Given information:

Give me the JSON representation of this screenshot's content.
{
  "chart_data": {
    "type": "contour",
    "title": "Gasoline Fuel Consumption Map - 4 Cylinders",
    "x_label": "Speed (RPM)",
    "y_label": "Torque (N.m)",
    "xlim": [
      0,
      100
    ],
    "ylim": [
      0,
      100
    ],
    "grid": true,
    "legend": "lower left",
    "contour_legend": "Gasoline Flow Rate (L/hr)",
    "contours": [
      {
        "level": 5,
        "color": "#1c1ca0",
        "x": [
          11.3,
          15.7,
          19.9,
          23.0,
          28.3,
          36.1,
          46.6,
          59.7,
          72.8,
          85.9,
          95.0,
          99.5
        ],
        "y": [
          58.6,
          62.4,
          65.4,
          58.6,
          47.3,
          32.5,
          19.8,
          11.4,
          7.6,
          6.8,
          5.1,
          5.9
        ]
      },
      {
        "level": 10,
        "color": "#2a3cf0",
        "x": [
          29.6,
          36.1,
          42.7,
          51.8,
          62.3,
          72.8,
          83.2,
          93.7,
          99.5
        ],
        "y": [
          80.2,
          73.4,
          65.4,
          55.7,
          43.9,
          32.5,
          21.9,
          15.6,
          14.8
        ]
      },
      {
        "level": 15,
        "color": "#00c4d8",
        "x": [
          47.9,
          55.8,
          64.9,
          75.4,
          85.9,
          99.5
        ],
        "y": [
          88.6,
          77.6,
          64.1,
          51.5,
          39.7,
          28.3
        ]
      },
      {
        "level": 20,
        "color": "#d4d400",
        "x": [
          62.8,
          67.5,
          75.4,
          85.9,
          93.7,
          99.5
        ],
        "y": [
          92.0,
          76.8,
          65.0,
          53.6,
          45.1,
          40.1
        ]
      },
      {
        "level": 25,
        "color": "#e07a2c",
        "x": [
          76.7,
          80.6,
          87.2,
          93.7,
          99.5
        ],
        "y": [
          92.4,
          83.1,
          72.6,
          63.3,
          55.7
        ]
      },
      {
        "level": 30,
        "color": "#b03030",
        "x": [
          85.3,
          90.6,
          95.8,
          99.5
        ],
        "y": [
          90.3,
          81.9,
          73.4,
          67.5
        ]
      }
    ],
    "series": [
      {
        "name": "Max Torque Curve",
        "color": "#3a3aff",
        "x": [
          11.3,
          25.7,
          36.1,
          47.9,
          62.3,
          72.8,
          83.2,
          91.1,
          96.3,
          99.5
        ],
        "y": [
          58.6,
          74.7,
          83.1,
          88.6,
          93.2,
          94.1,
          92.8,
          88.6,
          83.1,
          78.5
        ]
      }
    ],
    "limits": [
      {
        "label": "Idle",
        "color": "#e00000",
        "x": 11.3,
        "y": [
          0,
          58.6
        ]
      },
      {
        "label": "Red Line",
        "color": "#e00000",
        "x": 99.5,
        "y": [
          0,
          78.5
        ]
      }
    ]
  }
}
...
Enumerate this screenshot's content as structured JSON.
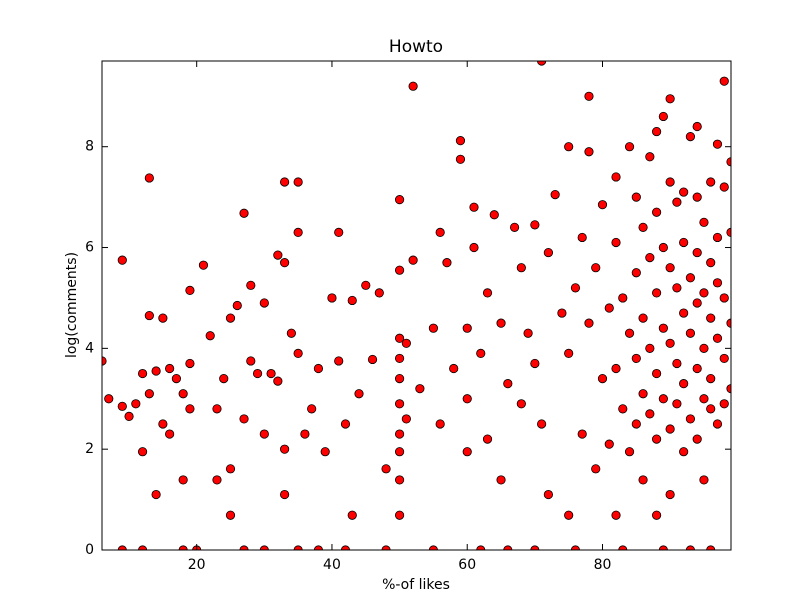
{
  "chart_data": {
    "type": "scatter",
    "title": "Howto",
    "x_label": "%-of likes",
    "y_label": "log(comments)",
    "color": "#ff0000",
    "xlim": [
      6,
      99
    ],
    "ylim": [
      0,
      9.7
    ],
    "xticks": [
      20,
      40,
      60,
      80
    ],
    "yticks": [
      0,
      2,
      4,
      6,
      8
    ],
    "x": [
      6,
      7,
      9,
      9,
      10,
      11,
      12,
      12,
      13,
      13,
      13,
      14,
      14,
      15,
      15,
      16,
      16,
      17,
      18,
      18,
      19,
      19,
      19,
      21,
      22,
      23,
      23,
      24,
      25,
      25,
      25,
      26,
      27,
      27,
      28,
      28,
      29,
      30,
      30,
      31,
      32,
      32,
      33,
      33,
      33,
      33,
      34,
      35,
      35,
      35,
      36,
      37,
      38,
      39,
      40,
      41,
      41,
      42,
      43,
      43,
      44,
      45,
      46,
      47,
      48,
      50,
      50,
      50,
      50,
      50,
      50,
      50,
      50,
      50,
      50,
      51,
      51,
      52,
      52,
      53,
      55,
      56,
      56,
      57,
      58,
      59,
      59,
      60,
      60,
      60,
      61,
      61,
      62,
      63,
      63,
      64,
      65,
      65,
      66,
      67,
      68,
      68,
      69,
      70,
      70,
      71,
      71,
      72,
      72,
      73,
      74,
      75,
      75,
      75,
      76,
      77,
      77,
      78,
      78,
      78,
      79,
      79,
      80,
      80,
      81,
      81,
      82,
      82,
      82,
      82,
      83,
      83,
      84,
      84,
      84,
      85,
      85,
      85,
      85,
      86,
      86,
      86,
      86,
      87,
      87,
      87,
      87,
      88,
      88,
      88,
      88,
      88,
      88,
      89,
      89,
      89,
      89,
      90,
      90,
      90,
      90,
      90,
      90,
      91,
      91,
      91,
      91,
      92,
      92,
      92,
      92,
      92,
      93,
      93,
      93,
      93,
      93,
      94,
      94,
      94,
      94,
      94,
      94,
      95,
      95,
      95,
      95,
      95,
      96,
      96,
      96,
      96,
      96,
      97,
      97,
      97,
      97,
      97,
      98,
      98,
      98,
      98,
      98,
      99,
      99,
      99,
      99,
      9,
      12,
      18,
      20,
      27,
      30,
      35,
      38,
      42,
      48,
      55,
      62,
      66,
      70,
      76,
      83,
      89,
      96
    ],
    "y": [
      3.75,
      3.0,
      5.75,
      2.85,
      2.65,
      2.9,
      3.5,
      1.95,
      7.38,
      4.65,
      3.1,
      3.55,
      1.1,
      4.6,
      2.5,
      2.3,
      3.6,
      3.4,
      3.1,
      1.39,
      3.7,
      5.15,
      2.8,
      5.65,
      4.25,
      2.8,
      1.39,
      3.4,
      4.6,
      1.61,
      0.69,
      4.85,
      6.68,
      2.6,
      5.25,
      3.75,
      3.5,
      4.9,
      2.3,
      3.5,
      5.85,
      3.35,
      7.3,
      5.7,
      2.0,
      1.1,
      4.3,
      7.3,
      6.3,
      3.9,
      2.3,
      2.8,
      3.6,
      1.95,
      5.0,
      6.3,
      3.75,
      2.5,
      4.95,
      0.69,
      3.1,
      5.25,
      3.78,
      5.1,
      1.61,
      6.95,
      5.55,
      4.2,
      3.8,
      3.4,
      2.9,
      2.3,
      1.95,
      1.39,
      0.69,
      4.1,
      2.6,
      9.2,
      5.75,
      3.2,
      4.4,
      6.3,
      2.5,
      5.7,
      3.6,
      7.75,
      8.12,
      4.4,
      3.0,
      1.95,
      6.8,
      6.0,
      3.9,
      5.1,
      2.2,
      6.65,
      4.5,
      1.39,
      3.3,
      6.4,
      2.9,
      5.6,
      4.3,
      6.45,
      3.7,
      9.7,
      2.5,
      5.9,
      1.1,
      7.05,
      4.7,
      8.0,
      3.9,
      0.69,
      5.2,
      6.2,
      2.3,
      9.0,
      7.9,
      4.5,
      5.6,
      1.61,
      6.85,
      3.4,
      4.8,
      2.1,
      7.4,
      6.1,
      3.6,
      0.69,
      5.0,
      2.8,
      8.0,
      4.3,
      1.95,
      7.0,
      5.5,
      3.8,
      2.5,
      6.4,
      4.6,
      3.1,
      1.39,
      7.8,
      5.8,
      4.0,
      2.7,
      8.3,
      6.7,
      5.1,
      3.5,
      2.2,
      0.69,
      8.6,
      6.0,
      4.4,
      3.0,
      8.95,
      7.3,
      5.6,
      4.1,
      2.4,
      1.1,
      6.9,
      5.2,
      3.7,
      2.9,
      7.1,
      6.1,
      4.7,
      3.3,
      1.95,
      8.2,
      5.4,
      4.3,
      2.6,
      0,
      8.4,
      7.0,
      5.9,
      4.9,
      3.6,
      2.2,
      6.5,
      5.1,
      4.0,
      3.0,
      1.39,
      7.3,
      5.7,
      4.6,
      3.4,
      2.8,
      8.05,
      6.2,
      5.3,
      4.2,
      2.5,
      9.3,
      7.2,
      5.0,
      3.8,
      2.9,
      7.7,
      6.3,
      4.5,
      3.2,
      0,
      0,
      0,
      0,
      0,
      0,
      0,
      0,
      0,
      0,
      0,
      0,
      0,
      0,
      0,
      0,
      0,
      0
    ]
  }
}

Do this: Gather, from the listing above, every line carrying the word "level".

Finished task:
        "level": 5,
        "level": 10,
        "level": 15,
        "level": 20,
        "level": 25,
        "level": 30,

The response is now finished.